§ **Requirements**
Provide the data again in its entirety, exactly as given.

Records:
==================================================
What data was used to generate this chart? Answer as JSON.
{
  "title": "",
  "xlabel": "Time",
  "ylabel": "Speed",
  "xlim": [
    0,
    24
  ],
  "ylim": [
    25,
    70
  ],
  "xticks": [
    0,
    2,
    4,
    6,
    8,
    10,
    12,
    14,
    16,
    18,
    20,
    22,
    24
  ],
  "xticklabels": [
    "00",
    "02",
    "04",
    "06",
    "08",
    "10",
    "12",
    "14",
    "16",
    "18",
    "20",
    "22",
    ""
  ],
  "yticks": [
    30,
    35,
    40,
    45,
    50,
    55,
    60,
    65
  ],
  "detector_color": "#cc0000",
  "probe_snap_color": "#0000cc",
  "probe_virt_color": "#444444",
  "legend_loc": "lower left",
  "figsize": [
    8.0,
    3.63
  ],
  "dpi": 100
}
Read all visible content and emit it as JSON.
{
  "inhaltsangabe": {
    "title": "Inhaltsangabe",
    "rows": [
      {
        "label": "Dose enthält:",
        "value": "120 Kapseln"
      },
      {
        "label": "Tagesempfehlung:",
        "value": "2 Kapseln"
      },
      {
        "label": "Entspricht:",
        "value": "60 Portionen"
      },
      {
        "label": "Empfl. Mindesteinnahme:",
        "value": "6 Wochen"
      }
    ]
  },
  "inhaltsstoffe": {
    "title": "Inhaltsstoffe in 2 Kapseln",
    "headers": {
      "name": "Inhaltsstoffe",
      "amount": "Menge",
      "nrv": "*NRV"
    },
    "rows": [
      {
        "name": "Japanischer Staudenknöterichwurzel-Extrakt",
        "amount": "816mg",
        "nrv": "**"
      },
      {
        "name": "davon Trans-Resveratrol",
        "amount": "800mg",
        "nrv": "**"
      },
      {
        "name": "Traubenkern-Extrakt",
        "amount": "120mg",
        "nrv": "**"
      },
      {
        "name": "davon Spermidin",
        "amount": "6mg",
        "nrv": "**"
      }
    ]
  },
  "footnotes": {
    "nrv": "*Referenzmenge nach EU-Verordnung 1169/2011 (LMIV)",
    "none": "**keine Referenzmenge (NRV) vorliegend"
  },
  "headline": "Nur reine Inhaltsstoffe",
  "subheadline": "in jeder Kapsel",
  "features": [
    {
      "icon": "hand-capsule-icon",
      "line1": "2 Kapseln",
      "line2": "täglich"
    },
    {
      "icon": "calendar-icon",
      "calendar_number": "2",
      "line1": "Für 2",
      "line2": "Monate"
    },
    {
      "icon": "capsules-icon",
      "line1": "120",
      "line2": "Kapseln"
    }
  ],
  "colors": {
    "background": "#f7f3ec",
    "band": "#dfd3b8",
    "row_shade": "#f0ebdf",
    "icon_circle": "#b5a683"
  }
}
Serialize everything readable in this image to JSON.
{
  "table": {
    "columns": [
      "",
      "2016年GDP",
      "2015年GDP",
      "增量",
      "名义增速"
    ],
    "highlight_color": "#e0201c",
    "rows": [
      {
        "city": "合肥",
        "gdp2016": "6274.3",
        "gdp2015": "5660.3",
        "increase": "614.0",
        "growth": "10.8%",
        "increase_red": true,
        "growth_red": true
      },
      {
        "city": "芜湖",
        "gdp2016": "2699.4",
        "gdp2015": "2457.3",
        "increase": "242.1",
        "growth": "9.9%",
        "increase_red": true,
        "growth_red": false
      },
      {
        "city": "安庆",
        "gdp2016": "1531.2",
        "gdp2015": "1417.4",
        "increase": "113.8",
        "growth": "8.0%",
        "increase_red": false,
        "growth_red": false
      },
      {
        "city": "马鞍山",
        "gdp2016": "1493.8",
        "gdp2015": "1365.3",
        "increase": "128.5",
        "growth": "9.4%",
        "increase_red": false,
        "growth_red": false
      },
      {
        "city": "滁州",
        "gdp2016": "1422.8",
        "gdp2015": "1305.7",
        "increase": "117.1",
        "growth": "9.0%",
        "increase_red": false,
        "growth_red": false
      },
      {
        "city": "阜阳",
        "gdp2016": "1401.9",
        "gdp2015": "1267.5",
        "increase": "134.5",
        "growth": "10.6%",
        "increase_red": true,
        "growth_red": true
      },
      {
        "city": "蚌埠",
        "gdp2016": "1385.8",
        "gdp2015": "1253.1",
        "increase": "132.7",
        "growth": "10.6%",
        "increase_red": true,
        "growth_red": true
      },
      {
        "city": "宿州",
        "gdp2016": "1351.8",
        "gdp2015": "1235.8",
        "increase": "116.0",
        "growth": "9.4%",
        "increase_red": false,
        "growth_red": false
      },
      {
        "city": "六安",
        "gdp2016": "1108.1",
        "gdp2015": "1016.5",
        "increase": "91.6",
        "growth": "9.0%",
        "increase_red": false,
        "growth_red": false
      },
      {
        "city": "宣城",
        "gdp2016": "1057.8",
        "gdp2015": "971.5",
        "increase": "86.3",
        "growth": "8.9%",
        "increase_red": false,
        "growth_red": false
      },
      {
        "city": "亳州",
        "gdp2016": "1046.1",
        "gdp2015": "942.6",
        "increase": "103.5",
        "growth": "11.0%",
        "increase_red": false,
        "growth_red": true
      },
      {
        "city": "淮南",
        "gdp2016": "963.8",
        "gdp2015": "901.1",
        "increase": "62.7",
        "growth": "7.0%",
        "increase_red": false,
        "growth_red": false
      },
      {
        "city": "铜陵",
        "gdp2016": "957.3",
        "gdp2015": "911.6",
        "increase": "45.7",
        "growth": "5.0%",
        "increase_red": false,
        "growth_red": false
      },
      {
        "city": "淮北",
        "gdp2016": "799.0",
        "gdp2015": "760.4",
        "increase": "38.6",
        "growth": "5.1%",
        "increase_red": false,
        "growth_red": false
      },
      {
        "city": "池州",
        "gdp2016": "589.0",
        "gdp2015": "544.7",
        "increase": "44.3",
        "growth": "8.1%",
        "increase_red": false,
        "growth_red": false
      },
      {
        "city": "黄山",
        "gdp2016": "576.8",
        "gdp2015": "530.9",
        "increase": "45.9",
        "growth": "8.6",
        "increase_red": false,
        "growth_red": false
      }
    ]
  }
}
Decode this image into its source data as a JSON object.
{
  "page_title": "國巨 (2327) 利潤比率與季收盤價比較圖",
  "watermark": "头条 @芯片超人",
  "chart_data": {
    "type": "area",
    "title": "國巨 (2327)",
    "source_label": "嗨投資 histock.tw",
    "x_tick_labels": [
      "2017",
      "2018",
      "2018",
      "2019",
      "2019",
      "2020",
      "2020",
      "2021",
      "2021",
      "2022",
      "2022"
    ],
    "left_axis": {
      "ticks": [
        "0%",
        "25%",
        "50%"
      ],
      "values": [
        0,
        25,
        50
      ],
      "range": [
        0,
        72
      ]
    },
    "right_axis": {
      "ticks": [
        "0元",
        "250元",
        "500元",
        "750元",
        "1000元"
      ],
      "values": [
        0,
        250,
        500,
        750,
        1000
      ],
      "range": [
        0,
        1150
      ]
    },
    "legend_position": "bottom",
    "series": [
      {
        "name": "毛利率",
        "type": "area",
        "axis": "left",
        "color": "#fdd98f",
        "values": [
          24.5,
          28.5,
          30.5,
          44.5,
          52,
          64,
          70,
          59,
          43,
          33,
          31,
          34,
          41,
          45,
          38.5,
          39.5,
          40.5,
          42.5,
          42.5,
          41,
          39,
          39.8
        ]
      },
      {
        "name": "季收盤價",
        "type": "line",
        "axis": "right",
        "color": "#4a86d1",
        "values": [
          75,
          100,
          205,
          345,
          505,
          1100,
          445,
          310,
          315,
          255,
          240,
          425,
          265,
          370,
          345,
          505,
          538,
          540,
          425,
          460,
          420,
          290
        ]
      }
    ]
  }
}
==================================================
§ **Answer to the problem**
What data was used to generate this chart? Answer as JSON.
{
  "title": "",
  "xlabel": "Time",
  "ylabel": "Speed",
  "xlim": [
    0,
    24
  ],
  "ylim": [
    25,
    70
  ],
  "xticks": [
    0,
    2,
    4,
    6,
    8,
    10,
    12,
    14,
    16,
    18,
    20,
    22,
    24
  ],
  "xticklabels": [
    "00",
    "02",
    "04",
    "06",
    "08",
    "10",
    "12",
    "14",
    "16",
    "18",
    "20",
    "22",
    ""
  ],
  "yticks": [
    30,
    35,
    40,
    45,
    50,
    55,
    60,
    65
  ],
  "detector_color": "#cc0000",
  "probe_snap_color": "#0000cc",
  "probe_virt_color": "#444444",
  "legend_loc": "lower left",
  "figsize": [
    8.0,
    3.63
  ],
  "dpi": 100
}
Read all visible content and emit it as JSON.
{
  "inhaltsangabe": {
    "title": "Inhaltsangabe",
    "rows": [
      {
        "label": "Dose enthält:",
        "value": "120 Kapseln"
      },
      {
        "label": "Tagesempfehlung:",
        "value": "2 Kapseln"
      },
      {
        "label": "Entspricht:",
        "value": "60 Portionen"
      },
      {
        "label": "Empfl. Mindesteinnahme:",
        "value": "6 Wochen"
      }
    ]
  },
  "inhaltsstoffe": {
    "title": "Inhaltsstoffe in 2 Kapseln",
    "headers": {
      "name": "Inhaltsstoffe",
      "amount": "Menge",
      "nrv": "*NRV"
    },
    "rows": [
      {
        "name": "Japanischer Staudenknöterichwurzel-Extrakt",
        "amount": "816mg",
        "nrv": "**"
      },
      {
        "name": "davon Trans-Resveratrol",
        "amount": "800mg",
        "nrv": "**"
      },
      {
        "name": "Traubenkern-Extrakt",
        "amount": "120mg",
        "nrv": "**"
      },
      {
        "name": "davon Spermidin",
        "amount": "6mg",
        "nrv": "**"
      }
    ]
  },
  "footnotes": {
    "nrv": "*Referenzmenge nach EU-Verordnung 1169/2011 (LMIV)",
    "none": "**keine Referenzmenge (NRV) vorliegend"
  },
  "headline": "Nur reine Inhaltsstoffe",
  "subheadline": "in jeder Kapsel",
  "features": [
    {
      "icon": "hand-capsule-icon",
      "line1": "2 Kapseln",
      "line2": "täglich"
    },
    {
      "icon": "calendar-icon",
      "calendar_number": "2",
      "line1": "Für 2",
      "line2": "Monate"
    },
    {
      "icon": "capsules-icon",
      "line1": "120",
      "line2": "Kapseln"
    }
  ],
  "colors": {
    "background": "#f7f3ec",
    "band": "#dfd3b8",
    "row_shade": "#f0ebdf",
    "icon_circle": "#b5a683"
  }
}
Serialize everything readable in this image to JSON.
{
  "table": {
    "columns": [
      "",
      "2016年GDP",
      "2015年GDP",
      "增量",
      "名义增速"
    ],
    "highlight_color": "#e0201c",
    "rows": [
      {
        "city": "合肥",
        "gdp2016": "6274.3",
        "gdp2015": "5660.3",
        "increase": "614.0",
        "growth": "10.8%",
        "increase_red": true,
        "growth_red": true
      },
      {
        "city": "芜湖",
        "gdp2016": "2699.4",
        "gdp2015": "2457.3",
        "increase": "242.1",
        "growth": "9.9%",
        "increase_red": true,
        "growth_red": false
      },
      {
        "city": "安庆",
        "gdp2016": "1531.2",
        "gdp2015": "1417.4",
        "increase": "113.8",
        "growth": "8.0%",
        "increase_red": false,
        "growth_red": false
      },
      {
        "city": "马鞍山",
        "gdp2016": "1493.8",
        "gdp2015": "1365.3",
        "increase": "128.5",
        "growth": "9.4%",
        "increase_red": false,
        "growth_red": false
      },
      {
        "city": "滁州",
        "gdp2016": "1422.8",
        "gdp2015": "1305.7",
        "increase": "117.1",
        "growth": "9.0%",
        "increase_red": false,
        "growth_red": false
      },
      {
        "city": "阜阳",
        "gdp2016": "1401.9",
        "gdp2015": "1267.5",
        "increase": "134.5",
        "growth": "10.6%",
        "increase_red": true,
        "growth_red": true
      },
      {
        "city": "蚌埠",
        "gdp2016": "1385.8",
        "gdp2015": "1253.1",
        "increase": "132.7",
        "growth": "10.6%",
        "increase_red": true,
        "growth_red": true
      },
      {
        "city": "宿州",
        "gdp2016": "1351.8",
        "gdp2015": "1235.8",
        "increase": "116.0",
        "growth": "9.4%",
        "increase_red": false,
        "growth_red": false
      },
      {
        "city": "六安",
        "gdp2016": "1108.1",
        "gdp2015": "1016.5",
        "increase": "91.6",
        "growth": "9.0%",
        "increase_red": false,
        "growth_red": false
      },
      {
        "city": "宣城",
        "gdp2016": "1057.8",
        "gdp2015": "971.5",
        "increase": "86.3",
        "growth": "8.9%",
        "increase_red": false,
        "growth_red": false
      },
      {
        "city": "亳州",
        "gdp2016": "1046.1",
        "gdp2015": "942.6",
        "increase": "103.5",
        "growth": "11.0%",
        "increase_red": false,
        "growth_red": true
      },
      {
        "city": "淮南",
        "gdp2016": "963.8",
        "gdp2015": "901.1",
        "increase": "62.7",
        "growth": "7.0%",
        "increase_red": false,
        "growth_red": false
      },
      {
        "city": "铜陵",
        "gdp2016": "957.3",
        "gdp2015": "911.6",
        "increase": "45.7",
        "growth": "5.0%",
        "increase_red": false,
        "growth_red": false
      },
      {
        "city": "淮北",
        "gdp2016": "799.0",
        "gdp2015": "760.4",
        "increase": "38.6",
        "growth": "5.1%",
        "increase_red": false,
        "growth_red": false
      },
      {
        "city": "池州",
        "gdp2016": "589.0",
        "gdp2015": "544.7",
        "increase": "44.3",
        "growth": "8.1%",
        "increase_red": false,
        "growth_red": false
      },
      {
        "city": "黄山",
        "gdp2016": "576.8",
        "gdp2015": "530.9",
        "increase": "45.9",
        "growth": "8.6",
        "increase_red": false,
        "growth_red": false
      }
    ]
  }
}
Decode this image into its source data as a JSON object.
{
  "page_title": "國巨 (2327) 利潤比率與季收盤價比較圖",
  "watermark": "头条 @芯片超人",
  "chart_data": {
    "type": "area",
    "title": "國巨 (2327)",
    "source_label": "嗨投資 histock.tw",
    "x_tick_labels": [
      "2017",
      "2018",
      "2018",
      "2019",
      "2019",
      "2020",
      "2020",
      "2021",
      "2021",
      "2022",
      "2022"
    ],
    "left_axis": {
      "ticks": [
        "0%",
        "25%",
        "50%"
      ],
      "values": [
        0,
        25,
        50
      ],
      "range": [
        0,
        72
      ]
    },
    "right_axis": {
      "ticks": [
        "0元",
        "250元",
        "500元",
        "750元",
        "1000元"
      ],
      "values": [
        0,
        250,
        500,
        750,
        1000
      ],
      "range": [
        0,
        1150
      ]
    },
    "legend_position": "bottom",
    "series": [
      {
        "name": "毛利率",
        "type": "area",
        "axis": "left",
        "color": "#fdd98f",
        "values": [
          24.5,
          28.5,
          30.5,
          44.5,
          52,
          64,
          70,
          59,
          43,
          33,
          31,
          34,
          41,
          45,
          38.5,
          39.5,
          40.5,
          42.5,
          42.5,
          41,
          39,
          39.8
        ]
      },
      {
        "name": "季收盤價",
        "type": "line",
        "axis": "right",
        "color": "#4a86d1",
        "values": [
          75,
          100,
          205,
          345,
          505,
          1100,
          445,
          310,
          315,
          255,
          240,
          425,
          265,
          370,
          345,
          505,
          538,
          540,
          425,
          460,
          420,
          290
        ]
      }
    ]
  }
}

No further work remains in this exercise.